■ **Task directions**: Copy out the listing that follows, exact in every word, and skip the images.

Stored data
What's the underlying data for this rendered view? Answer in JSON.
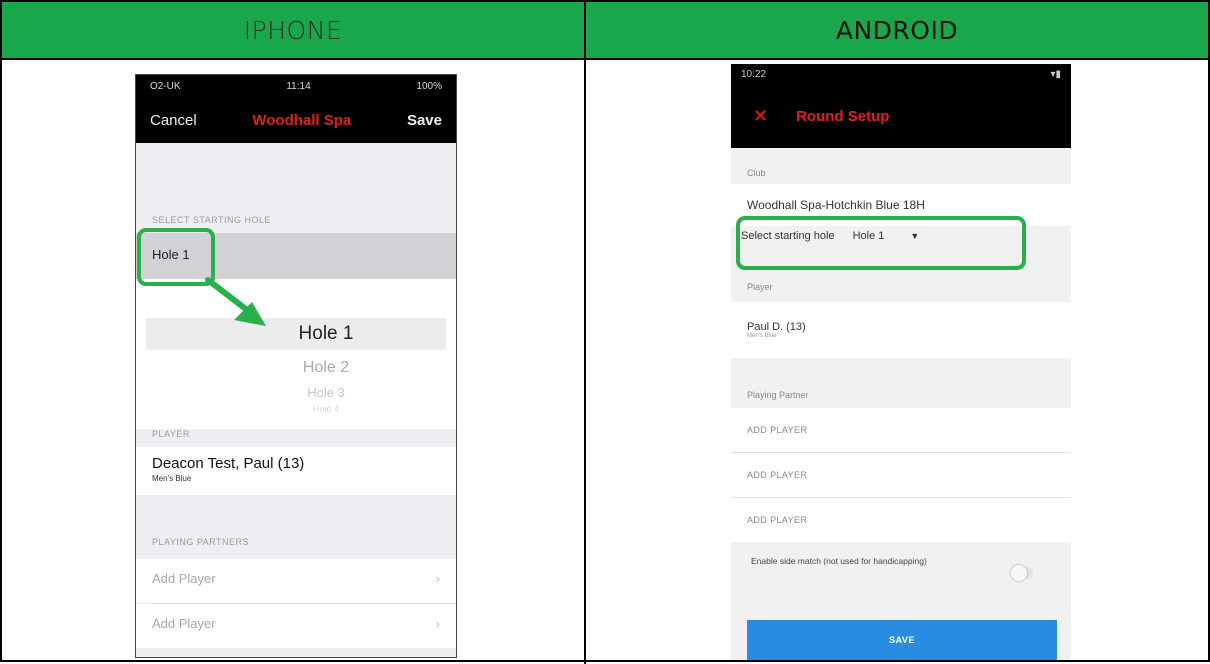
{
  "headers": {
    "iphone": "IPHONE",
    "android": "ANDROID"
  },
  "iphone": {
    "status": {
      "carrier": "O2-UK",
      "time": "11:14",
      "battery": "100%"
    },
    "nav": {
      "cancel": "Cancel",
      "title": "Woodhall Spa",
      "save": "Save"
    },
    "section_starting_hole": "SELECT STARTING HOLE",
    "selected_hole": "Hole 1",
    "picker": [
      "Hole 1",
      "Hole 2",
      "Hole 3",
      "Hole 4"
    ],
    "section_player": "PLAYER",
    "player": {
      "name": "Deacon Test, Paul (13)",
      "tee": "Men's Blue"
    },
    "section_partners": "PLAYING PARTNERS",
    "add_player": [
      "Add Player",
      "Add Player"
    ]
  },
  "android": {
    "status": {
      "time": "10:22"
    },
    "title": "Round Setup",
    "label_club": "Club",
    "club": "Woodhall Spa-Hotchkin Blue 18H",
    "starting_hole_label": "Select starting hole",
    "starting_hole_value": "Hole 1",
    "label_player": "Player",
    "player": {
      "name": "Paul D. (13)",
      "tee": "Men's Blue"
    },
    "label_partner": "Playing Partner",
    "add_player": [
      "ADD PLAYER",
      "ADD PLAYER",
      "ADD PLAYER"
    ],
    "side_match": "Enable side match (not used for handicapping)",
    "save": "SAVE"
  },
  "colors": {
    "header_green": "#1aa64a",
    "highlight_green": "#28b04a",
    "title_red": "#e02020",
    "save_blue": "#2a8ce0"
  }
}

■ **Written solution**:
What's the underlying data for this rendered view? Answer in JSON.
{
  "headers": {
    "iphone": "IPHONE",
    "android": "ANDROID"
  },
  "iphone": {
    "status": {
      "carrier": "O2-UK",
      "time": "11:14",
      "battery": "100%"
    },
    "nav": {
      "cancel": "Cancel",
      "title": "Woodhall Spa",
      "save": "Save"
    },
    "section_starting_hole": "SELECT STARTING HOLE",
    "selected_hole": "Hole 1",
    "picker": [
      "Hole 1",
      "Hole 2",
      "Hole 3",
      "Hole 4"
    ],
    "section_player": "PLAYER",
    "player": {
      "name": "Deacon Test, Paul (13)",
      "tee": "Men's Blue"
    },
    "section_partners": "PLAYING PARTNERS",
    "add_player": [
      "Add Player",
      "Add Player"
    ]
  },
  "android": {
    "status": {
      "time": "10:22"
    },
    "title": "Round Setup",
    "label_club": "Club",
    "club": "Woodhall Spa-Hotchkin Blue 18H",
    "starting_hole_label": "Select starting hole",
    "starting_hole_value": "Hole 1",
    "label_player": "Player",
    "player": {
      "name": "Paul D. (13)",
      "tee": "Men's Blue"
    },
    "label_partner": "Playing Partner",
    "add_player": [
      "ADD PLAYER",
      "ADD PLAYER",
      "ADD PLAYER"
    ],
    "side_match": "Enable side match (not used for handicapping)",
    "save": "SAVE"
  },
  "colors": {
    "header_green": "#1aa64a",
    "highlight_green": "#28b04a",
    "title_red": "#e02020",
    "save_blue": "#2a8ce0"
  }
}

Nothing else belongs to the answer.